Figure record extracts:
..........

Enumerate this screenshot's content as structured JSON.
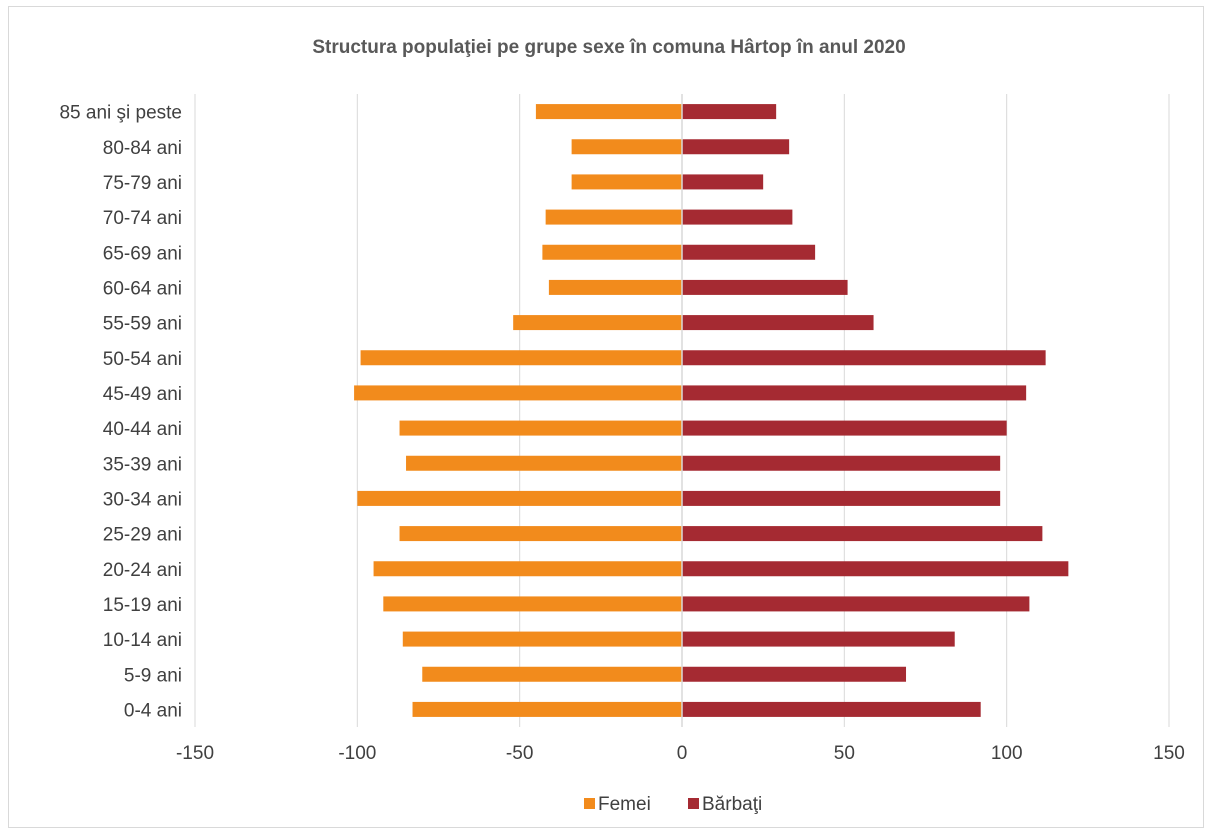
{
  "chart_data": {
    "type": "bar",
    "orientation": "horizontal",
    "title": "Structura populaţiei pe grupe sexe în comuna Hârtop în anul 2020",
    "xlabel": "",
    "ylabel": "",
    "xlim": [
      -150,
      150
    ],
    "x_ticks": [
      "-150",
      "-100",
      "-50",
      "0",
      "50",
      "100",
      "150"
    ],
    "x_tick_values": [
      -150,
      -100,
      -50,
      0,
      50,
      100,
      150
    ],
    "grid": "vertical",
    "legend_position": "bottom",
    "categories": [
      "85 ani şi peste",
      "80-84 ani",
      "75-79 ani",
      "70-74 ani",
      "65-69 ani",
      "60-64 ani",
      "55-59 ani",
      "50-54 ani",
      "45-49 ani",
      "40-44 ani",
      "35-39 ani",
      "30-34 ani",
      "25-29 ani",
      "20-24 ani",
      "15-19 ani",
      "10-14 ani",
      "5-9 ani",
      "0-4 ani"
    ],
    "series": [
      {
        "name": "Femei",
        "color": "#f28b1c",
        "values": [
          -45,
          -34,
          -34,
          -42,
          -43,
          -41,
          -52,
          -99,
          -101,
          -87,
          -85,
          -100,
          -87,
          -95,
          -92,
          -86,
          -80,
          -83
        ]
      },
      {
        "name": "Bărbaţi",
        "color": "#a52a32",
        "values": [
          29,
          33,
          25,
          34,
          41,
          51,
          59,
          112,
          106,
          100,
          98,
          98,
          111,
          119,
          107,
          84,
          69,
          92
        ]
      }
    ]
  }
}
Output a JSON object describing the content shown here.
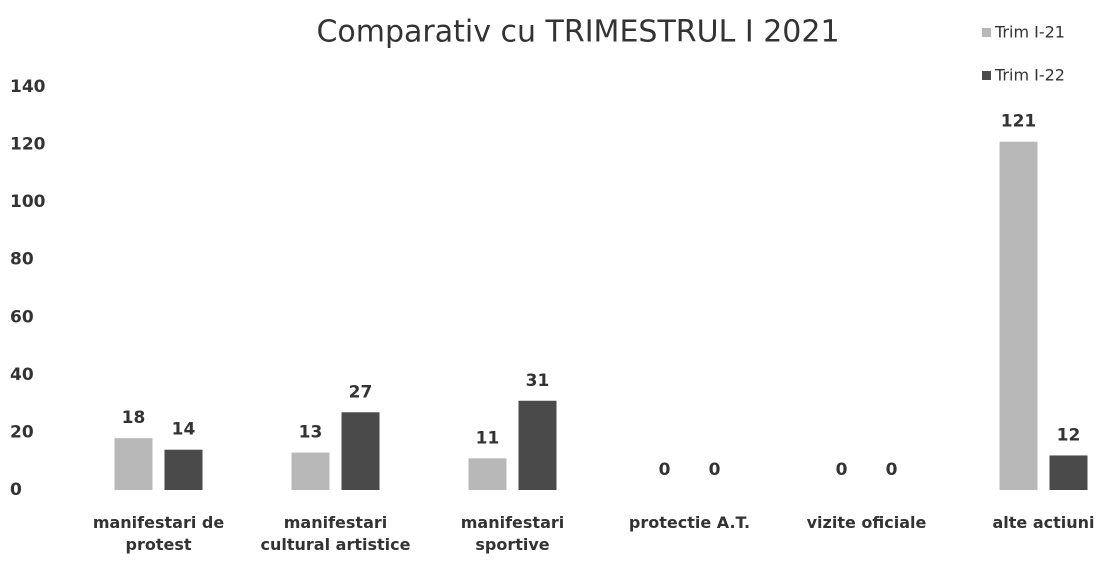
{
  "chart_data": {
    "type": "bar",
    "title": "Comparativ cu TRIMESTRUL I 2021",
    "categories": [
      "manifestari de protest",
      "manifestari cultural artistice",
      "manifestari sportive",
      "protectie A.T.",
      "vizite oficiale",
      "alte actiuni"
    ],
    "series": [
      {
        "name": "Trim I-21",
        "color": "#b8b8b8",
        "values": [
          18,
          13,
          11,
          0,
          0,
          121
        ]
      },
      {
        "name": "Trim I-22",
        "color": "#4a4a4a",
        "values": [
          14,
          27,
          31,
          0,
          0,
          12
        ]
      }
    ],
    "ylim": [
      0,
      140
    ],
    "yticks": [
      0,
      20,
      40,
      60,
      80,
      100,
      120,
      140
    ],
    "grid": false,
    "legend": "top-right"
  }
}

..........

== Request ==
Your copy should consist only of the lines from the line holding "Output a JSON" through the final line of the listing above, both included, with all pictures omitted.

== Written answer ==
Output a JSON object describing the content shown here.
{
  "chart_data": {
    "type": "bar",
    "title": "Comparativ cu TRIMESTRUL I 2021",
    "categories": [
      "manifestari de protest",
      "manifestari cultural artistice",
      "manifestari sportive",
      "protectie A.T.",
      "vizite oficiale",
      "alte actiuni"
    ],
    "series": [
      {
        "name": "Trim I-21",
        "color": "#b8b8b8",
        "values": [
          18,
          13,
          11,
          0,
          0,
          121
        ]
      },
      {
        "name": "Trim I-22",
        "color": "#4a4a4a",
        "values": [
          14,
          27,
          31,
          0,
          0,
          12
        ]
      }
    ],
    "ylim": [
      0,
      140
    ],
    "yticks": [
      0,
      20,
      40,
      60,
      80,
      100,
      120,
      140
    ],
    "grid": false,
    "legend": "top-right"
  }
}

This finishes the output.